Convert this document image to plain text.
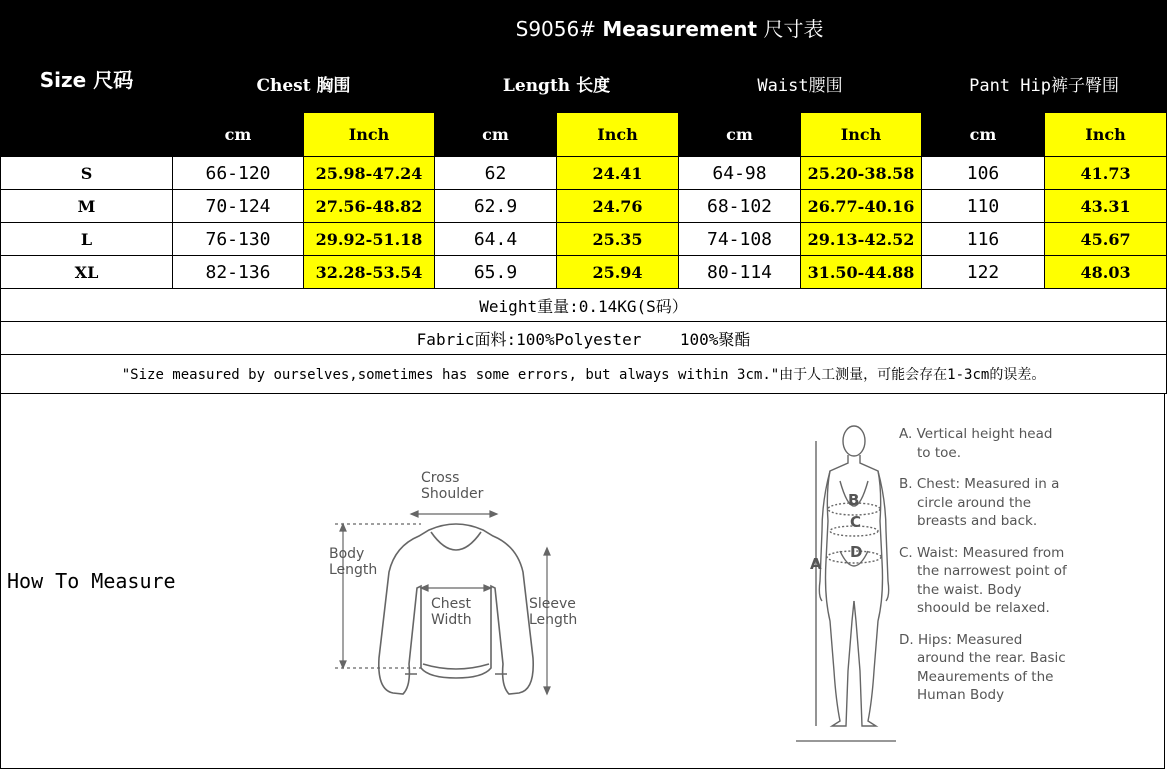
Size 尺码	S9056# Measurement 尺寸表							
	Chest 胸围		Length 长度		Waist腰围		Pant Hip裤子臀围	
	cm	Inch	cm	Inch	cm	Inch	cm	Inch
S	66-120	25.98-47.24	62	24.41	64-98	25.20-38.58	106	41.73
M	70-124	27.56-48.82	62.9	24.76	68-102	26.77-40.16	110	43.31
L	76-130	29.92-51.18	64.4	25.35	74-108	29.13-42.52	116	45.67
XL	82-136	32.28-53.54	65.9	25.94	80-114	31.50-44.88	122	48.03
Weight重量:0.14KG(S码）								
Fabric面料:100%Polyester    100%聚酯								
"Size measured by ourselves,sometimes has some errors, but always within 3cm."由于人工测量，可能会存在1-3cm的误差。								
How To Measure
Cross
Shoulder
Body
Length
Chest
Width
Sleeve
Length
B
C
D
A
A. Vertical height head to toe.
B. Chest: Measured in a circle around the breasts and back.
C. Waist: Measured from the narrowest point of the waist. Body shoould be relaxed.
D. Hips: Measured around the rear. Basic Meaurements of the Human Body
....................
WHAT IS BEING ASKED
Working from the listing above, pick out every line that has "Size" and copy it.

SOLVED EXERCISE
Size 尺码	S9056# Measurement 尺寸表							
"Size measured by ourselves,sometimes has some errors, but always within 3cm."由于人工测量，可能会存在1-3cm的误差。								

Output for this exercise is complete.